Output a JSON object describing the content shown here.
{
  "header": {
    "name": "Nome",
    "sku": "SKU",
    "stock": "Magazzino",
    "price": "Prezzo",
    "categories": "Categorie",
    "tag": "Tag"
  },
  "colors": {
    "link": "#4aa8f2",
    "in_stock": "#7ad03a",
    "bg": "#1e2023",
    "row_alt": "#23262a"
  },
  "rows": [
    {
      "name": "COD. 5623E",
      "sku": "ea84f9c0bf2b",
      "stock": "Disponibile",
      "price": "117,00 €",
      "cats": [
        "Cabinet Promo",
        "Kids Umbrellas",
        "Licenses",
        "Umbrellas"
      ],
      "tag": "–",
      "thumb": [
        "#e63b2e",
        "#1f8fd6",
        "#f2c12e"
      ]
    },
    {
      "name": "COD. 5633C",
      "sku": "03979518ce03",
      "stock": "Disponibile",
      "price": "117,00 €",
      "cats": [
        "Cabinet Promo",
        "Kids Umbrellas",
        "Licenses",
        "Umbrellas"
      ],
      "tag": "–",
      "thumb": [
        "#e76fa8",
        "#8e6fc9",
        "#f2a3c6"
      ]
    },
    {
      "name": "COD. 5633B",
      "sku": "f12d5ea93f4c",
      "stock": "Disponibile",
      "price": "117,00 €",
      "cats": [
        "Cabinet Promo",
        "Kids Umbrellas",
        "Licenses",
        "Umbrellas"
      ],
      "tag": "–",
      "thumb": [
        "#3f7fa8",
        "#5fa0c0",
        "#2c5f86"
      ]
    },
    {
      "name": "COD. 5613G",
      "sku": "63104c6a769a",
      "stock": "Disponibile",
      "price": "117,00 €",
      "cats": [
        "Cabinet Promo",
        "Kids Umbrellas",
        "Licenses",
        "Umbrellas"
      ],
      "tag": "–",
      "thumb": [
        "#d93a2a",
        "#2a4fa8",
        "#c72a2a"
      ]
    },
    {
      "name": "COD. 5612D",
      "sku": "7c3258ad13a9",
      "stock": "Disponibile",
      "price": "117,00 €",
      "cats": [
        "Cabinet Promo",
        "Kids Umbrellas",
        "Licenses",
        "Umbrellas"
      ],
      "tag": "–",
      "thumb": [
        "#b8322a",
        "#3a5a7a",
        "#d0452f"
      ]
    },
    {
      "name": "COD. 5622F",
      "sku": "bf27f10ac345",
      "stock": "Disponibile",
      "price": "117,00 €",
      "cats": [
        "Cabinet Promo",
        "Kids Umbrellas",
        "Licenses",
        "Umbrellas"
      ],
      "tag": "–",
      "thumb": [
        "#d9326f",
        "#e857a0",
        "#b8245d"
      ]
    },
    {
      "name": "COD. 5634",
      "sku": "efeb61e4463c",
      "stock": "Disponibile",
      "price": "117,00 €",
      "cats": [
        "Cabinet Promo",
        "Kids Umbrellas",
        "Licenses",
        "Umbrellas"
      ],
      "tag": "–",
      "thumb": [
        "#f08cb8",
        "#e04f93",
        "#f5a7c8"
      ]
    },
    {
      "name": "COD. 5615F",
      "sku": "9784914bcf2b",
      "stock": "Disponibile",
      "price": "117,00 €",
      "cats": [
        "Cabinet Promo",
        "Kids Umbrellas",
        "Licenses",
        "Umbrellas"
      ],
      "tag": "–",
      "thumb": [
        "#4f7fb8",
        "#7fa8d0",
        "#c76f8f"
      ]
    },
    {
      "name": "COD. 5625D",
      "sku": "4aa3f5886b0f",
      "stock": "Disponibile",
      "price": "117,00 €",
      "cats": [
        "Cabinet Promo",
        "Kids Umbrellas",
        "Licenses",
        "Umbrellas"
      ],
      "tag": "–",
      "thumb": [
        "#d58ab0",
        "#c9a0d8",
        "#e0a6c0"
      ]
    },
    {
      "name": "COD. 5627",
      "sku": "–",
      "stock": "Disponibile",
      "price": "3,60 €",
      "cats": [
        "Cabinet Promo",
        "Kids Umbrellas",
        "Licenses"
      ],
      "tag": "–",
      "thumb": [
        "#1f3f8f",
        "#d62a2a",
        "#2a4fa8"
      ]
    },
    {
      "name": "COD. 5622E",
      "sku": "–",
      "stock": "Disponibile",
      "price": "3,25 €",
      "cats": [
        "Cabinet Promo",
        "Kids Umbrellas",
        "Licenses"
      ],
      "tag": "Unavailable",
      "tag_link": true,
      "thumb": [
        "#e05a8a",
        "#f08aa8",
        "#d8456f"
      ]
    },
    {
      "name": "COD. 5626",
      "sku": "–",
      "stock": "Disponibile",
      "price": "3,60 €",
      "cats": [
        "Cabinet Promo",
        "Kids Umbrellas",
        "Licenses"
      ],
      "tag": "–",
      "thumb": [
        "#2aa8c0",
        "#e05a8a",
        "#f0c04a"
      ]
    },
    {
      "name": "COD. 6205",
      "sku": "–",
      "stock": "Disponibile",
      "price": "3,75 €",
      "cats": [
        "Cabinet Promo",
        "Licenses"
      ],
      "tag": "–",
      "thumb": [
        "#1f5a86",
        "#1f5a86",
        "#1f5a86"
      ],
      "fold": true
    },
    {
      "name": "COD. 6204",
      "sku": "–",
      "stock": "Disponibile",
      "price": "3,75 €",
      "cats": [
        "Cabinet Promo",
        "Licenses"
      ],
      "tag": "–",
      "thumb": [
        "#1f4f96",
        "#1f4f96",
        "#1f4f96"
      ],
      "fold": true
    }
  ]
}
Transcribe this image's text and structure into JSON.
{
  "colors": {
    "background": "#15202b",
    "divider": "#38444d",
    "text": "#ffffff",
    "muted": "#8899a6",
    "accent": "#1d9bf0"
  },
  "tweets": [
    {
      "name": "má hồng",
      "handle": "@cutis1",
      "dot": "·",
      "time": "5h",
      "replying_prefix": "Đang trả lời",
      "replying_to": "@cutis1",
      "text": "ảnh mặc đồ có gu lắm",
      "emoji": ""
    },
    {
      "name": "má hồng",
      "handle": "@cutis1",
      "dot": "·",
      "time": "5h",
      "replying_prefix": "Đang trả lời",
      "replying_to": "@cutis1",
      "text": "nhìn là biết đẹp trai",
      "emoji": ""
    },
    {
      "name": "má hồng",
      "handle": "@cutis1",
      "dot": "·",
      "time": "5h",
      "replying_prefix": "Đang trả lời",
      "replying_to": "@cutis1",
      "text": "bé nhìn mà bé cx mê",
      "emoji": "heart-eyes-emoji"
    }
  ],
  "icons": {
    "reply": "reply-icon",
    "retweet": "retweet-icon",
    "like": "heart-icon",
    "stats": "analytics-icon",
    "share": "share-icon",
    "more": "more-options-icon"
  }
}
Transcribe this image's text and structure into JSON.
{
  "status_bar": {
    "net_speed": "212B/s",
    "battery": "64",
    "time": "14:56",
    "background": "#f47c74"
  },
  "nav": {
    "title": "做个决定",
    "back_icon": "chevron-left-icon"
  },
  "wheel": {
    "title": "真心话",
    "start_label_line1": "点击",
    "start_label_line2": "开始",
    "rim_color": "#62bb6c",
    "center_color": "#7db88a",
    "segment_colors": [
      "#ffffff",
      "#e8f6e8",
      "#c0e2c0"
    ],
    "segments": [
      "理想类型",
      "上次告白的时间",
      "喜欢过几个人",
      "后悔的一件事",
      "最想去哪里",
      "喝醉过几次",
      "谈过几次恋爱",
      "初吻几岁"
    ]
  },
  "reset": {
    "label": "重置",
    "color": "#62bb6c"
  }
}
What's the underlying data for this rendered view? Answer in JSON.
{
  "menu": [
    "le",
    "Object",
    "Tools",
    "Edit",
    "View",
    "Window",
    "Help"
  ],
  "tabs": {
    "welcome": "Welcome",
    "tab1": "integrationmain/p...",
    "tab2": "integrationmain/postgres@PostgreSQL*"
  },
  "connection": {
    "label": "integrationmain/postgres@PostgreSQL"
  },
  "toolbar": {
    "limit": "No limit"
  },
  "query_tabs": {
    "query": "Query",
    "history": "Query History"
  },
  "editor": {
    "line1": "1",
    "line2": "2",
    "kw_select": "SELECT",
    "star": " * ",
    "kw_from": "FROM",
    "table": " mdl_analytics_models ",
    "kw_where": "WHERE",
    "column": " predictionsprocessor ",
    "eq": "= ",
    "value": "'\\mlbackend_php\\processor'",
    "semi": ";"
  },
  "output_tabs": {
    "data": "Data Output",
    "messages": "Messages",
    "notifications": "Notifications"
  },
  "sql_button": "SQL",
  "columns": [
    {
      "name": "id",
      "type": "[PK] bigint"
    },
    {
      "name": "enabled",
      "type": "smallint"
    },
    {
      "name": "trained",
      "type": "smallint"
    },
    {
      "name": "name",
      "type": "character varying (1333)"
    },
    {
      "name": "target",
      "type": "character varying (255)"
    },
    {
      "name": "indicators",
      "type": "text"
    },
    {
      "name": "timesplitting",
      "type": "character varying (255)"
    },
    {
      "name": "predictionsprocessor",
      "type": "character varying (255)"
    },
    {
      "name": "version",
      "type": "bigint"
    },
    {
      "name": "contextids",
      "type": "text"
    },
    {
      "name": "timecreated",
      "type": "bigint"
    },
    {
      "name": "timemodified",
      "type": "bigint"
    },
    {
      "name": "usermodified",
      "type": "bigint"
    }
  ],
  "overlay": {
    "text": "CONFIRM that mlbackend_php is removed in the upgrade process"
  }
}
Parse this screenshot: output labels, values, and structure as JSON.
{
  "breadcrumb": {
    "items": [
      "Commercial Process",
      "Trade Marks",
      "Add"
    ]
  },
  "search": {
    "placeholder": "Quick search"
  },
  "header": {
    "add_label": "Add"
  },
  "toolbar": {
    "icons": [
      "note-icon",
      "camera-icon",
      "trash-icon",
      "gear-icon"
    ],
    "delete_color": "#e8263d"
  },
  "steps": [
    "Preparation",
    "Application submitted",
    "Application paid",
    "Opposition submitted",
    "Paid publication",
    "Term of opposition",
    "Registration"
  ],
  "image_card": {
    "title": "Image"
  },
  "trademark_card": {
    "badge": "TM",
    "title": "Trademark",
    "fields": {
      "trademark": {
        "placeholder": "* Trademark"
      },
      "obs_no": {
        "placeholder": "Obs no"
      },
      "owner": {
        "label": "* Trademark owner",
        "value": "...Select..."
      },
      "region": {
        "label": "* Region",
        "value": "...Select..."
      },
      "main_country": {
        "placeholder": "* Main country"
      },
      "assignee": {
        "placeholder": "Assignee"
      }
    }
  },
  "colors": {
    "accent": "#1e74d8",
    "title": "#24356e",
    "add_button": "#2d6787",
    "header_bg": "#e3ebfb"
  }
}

# Problem to work on
From the entries above, extract every line where the word "placeholder" appears.

# Solution to this problem
    "placeholder": "Quick search"
        "placeholder": "* Trademark"
        "placeholder": "Obs no"
        "placeholder": "* Main country"
        "placeholder": "Assignee"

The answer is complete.